Stated problem: Only lines holding the string "未命名站点" are wanted; copy each one from the material.

** BEGIN Material **

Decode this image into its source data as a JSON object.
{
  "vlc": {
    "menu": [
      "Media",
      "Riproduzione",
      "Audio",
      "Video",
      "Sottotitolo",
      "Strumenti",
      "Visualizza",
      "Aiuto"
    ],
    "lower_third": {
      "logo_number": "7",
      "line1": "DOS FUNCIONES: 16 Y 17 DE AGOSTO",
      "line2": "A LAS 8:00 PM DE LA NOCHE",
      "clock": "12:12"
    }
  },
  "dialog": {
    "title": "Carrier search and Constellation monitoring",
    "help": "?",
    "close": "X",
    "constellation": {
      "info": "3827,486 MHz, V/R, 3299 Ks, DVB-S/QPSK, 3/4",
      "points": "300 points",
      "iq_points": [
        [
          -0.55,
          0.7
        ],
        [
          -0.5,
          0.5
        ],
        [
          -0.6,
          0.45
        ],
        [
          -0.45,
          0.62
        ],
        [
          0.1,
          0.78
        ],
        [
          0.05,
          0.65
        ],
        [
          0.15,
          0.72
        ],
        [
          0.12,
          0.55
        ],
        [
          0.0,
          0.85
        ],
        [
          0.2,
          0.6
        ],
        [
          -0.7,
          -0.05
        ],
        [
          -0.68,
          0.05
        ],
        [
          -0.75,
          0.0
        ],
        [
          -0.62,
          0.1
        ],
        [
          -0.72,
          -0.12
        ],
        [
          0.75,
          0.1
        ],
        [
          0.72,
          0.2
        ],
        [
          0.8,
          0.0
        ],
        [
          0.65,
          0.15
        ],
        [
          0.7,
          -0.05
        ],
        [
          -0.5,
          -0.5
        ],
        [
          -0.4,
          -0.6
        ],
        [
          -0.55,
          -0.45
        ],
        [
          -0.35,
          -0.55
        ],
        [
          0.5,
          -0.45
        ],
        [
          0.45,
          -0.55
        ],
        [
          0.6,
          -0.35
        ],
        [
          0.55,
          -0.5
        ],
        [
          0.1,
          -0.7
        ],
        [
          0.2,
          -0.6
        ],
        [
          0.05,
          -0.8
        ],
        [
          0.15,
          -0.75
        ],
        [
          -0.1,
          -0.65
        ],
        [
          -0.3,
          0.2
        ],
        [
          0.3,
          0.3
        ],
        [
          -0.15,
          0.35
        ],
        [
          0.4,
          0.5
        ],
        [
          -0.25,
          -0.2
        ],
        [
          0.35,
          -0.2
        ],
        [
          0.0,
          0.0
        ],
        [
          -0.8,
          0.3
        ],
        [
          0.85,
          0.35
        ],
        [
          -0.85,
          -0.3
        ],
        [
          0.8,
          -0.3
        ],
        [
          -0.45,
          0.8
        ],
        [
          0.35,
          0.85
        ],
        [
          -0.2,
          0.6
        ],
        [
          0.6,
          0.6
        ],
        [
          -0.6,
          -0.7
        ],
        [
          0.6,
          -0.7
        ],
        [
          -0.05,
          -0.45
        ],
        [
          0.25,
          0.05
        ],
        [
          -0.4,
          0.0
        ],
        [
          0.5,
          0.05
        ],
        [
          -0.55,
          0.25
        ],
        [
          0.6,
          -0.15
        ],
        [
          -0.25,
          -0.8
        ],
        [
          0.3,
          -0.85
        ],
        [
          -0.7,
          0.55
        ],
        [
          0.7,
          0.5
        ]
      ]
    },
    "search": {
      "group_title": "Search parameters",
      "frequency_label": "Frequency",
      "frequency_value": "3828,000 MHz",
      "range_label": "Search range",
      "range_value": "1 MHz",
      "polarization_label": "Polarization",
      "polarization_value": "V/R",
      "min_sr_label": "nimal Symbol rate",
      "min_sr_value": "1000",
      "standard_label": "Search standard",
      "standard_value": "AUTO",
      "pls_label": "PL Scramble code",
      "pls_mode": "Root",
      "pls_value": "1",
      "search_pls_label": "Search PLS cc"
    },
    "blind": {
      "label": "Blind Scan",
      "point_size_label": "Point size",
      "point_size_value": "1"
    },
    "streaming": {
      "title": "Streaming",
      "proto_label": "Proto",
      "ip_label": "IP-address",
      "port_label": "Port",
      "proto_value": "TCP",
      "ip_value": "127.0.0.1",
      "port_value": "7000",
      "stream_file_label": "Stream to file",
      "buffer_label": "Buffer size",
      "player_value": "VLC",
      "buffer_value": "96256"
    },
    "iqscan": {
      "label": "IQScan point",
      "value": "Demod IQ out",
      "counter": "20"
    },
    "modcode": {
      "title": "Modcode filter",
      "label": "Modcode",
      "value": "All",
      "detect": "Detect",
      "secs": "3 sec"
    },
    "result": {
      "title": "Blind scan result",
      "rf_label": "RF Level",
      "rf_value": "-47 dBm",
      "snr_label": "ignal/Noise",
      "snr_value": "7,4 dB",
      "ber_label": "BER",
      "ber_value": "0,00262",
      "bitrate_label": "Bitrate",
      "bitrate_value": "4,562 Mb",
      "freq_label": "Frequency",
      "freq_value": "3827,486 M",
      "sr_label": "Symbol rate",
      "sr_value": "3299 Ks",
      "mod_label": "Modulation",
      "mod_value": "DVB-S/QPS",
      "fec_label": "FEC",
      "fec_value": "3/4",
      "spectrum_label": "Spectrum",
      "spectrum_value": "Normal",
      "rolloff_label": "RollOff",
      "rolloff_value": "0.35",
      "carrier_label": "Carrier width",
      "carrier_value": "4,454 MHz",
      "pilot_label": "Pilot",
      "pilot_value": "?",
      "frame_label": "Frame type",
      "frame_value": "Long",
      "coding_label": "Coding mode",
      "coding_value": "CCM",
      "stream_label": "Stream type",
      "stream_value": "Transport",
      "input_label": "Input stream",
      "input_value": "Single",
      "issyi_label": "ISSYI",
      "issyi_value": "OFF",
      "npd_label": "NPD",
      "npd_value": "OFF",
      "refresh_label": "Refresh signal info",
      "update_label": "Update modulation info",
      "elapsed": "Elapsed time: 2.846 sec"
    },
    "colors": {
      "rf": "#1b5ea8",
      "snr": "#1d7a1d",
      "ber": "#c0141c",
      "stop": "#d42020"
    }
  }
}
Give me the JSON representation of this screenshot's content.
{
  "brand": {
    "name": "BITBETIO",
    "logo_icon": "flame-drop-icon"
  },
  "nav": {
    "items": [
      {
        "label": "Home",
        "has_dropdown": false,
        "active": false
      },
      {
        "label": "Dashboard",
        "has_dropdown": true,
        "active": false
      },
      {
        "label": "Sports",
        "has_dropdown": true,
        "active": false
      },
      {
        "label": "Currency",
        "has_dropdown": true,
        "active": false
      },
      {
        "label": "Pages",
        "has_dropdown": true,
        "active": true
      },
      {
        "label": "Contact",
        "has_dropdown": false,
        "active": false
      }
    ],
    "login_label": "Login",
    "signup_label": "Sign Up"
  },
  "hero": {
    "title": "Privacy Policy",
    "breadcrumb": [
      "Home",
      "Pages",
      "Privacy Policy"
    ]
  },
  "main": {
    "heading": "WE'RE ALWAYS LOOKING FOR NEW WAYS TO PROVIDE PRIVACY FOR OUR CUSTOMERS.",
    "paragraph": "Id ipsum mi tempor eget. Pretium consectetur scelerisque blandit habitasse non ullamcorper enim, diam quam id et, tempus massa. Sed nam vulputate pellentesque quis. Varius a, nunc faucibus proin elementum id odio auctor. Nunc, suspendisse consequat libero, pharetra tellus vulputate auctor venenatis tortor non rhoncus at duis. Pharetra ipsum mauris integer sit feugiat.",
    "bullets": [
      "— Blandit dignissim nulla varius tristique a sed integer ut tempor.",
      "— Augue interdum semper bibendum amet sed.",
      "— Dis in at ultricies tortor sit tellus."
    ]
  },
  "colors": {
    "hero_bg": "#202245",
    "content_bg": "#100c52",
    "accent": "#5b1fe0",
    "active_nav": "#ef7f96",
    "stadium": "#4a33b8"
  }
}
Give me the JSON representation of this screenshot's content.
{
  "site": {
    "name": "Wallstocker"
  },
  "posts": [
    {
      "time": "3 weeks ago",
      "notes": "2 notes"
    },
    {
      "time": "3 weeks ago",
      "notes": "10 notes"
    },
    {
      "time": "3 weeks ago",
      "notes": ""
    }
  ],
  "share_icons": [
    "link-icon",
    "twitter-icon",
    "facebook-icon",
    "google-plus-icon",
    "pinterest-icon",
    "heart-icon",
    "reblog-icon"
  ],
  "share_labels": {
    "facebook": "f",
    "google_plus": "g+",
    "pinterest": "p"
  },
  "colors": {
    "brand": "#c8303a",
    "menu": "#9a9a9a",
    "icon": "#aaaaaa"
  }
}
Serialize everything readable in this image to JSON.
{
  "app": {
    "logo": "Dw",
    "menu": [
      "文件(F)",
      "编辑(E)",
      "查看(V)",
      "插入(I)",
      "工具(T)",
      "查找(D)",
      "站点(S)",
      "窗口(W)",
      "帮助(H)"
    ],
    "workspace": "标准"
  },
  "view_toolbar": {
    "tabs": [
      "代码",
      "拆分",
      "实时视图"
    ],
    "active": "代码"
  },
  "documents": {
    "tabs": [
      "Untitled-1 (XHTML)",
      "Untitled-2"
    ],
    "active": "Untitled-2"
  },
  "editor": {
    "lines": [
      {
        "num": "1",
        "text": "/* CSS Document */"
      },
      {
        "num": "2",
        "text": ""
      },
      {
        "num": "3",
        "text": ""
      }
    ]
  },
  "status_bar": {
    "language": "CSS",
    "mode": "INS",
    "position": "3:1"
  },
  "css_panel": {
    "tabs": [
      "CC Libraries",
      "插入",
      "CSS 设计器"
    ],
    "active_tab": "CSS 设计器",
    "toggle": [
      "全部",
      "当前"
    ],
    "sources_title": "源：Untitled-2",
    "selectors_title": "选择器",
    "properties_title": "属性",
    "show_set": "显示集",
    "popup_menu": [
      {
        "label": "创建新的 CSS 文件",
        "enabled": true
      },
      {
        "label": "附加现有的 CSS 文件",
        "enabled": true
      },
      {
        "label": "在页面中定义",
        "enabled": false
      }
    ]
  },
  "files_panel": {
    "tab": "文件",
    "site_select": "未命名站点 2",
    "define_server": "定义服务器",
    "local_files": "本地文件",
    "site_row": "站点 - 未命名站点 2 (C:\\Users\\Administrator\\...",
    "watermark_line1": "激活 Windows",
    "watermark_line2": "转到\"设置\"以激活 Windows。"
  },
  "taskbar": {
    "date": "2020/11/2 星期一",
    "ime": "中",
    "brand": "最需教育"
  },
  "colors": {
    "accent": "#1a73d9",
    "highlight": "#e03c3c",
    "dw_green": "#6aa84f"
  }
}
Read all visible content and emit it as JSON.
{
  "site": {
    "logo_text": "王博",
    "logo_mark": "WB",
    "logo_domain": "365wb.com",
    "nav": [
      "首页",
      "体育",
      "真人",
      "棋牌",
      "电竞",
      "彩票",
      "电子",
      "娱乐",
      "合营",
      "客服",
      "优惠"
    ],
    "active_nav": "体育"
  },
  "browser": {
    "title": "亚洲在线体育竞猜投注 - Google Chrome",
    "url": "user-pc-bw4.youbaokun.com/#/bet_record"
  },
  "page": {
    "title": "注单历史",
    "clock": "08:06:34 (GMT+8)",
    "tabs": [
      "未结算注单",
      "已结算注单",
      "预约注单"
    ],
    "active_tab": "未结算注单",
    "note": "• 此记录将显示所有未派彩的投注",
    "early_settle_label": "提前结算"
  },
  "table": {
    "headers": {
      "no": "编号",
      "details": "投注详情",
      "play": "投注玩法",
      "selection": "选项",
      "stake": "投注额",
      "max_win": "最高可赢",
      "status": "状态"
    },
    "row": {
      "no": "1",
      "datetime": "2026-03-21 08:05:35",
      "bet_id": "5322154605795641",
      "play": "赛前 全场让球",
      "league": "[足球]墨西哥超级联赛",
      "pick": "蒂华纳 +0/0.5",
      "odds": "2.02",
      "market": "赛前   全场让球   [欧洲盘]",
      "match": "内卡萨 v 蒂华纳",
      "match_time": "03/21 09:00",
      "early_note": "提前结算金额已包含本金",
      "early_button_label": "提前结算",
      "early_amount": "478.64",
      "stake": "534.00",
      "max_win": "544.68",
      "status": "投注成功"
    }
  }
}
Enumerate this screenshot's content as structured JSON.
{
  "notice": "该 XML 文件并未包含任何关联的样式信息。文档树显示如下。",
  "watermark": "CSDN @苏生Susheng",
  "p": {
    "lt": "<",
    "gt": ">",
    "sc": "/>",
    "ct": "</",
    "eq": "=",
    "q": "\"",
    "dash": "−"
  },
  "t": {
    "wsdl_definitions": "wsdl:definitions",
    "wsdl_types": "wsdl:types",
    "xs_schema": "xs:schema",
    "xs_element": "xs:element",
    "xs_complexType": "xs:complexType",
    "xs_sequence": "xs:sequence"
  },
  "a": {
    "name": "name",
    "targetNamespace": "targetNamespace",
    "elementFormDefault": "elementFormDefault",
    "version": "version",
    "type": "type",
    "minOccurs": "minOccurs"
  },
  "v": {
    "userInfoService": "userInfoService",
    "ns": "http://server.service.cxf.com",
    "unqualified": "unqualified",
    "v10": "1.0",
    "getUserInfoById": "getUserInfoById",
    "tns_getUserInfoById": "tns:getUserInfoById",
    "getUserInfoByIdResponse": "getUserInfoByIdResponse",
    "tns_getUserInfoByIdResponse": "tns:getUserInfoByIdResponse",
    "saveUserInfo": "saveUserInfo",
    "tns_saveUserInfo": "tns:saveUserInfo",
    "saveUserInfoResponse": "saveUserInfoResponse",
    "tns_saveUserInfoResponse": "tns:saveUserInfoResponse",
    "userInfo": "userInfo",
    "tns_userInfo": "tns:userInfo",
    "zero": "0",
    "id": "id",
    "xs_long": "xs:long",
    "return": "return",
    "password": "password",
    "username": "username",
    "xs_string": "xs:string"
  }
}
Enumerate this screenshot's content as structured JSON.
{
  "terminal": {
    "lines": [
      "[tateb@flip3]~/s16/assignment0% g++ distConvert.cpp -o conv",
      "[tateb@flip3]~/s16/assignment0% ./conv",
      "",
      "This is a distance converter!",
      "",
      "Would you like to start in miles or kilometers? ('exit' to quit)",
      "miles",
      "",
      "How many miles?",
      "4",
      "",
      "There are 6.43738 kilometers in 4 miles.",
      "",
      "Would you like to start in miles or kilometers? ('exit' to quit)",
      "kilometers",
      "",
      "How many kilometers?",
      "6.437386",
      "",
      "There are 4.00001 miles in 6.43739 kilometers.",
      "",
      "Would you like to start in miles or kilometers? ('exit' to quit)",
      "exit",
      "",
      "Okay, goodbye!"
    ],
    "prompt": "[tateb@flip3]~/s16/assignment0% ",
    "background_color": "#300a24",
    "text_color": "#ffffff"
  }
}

** END Material **

Reply:
    "site_select": "未命名站点 2",
    "site_row": "站点 - 未命名站点 2 (C:\\Users\\Administrator\\...",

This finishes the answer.